▶ **What is required**: From the listing below, pick out each line with the word "出水口径".

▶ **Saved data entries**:
^^^^

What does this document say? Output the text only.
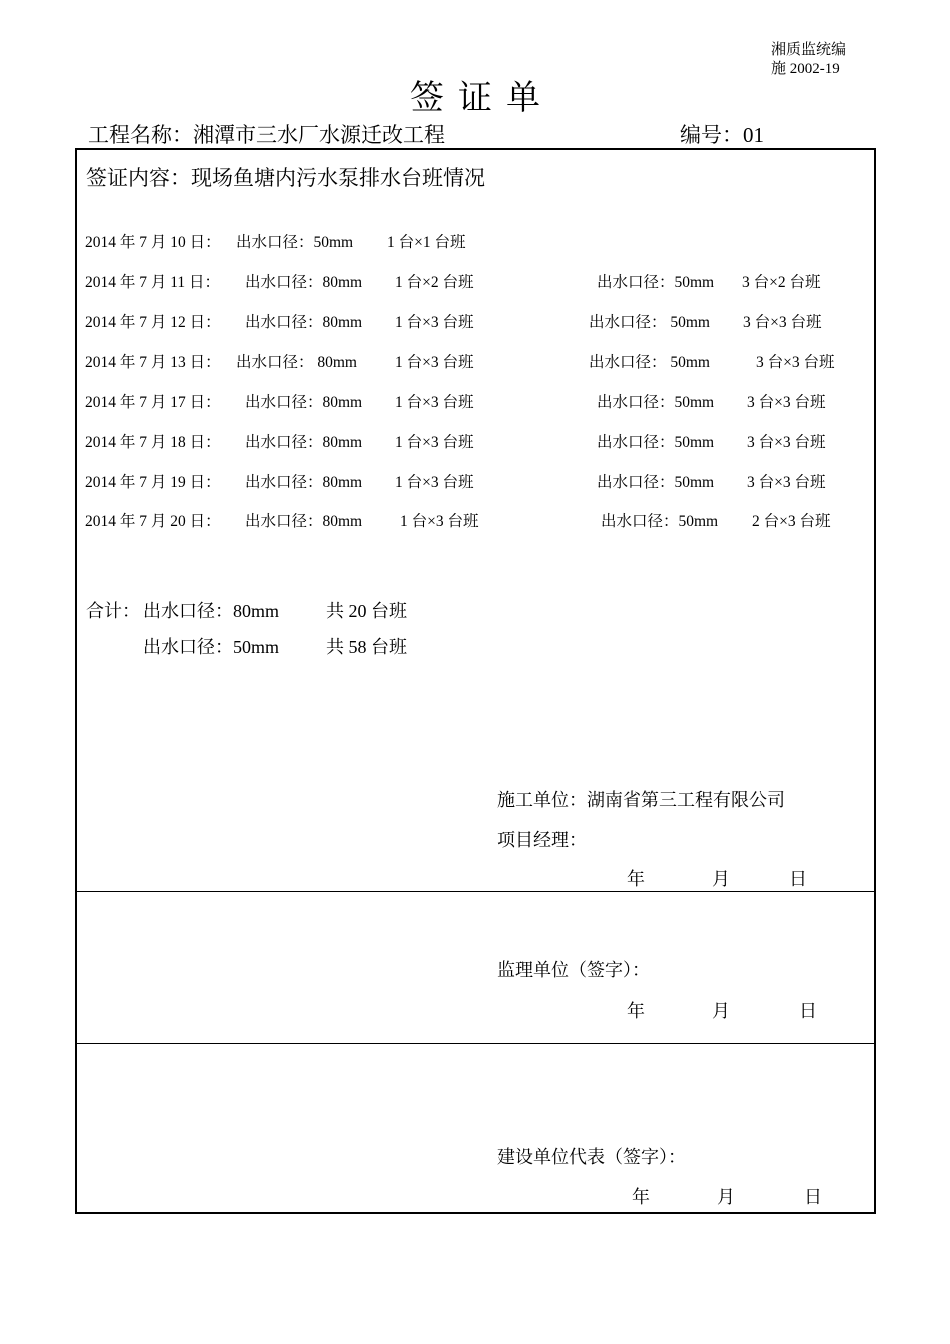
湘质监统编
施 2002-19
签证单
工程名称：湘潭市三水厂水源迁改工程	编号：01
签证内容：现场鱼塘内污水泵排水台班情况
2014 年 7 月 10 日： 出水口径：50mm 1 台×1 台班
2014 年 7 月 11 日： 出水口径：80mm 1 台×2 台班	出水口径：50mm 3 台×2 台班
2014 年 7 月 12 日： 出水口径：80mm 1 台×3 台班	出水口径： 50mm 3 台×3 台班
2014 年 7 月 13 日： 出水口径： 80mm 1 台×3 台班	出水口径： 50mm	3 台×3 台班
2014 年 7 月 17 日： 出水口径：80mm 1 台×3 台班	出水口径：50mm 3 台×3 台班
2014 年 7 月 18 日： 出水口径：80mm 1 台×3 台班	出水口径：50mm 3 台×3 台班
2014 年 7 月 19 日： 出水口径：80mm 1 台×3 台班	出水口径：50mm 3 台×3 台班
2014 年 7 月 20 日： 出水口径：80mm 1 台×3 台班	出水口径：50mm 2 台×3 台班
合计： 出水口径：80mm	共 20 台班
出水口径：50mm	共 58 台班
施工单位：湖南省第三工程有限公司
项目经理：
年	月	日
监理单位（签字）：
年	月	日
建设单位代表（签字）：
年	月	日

^^^^

▶ **Task response**:
2014 年 7 月 10 日： 出水口径：50mm 1 台×1 台班
2014 年 7 月 11 日： 出水口径：80mm 1 台×2 台班	出水口径：50mm 3 台×2 台班
2014 年 7 月 12 日： 出水口径：80mm 1 台×3 台班	出水口径： 50mm 3 台×3 台班
2014 年 7 月 13 日： 出水口径： 80mm 1 台×3 台班	出水口径： 50mm	3 台×3 台班
2014 年 7 月 17 日： 出水口径：80mm 1 台×3 台班	出水口径：50mm 3 台×3 台班
2014 年 7 月 18 日： 出水口径：80mm 1 台×3 台班	出水口径：50mm 3 台×3 台班
2014 年 7 月 19 日： 出水口径：80mm 1 台×3 台班	出水口径：50mm 3 台×3 台班
2014 年 7 月 20 日： 出水口径：80mm 1 台×3 台班	出水口径：50mm 2 台×3 台班
合计： 出水口径：80mm	共 20 台班
出水口径：50mm	共 58 台班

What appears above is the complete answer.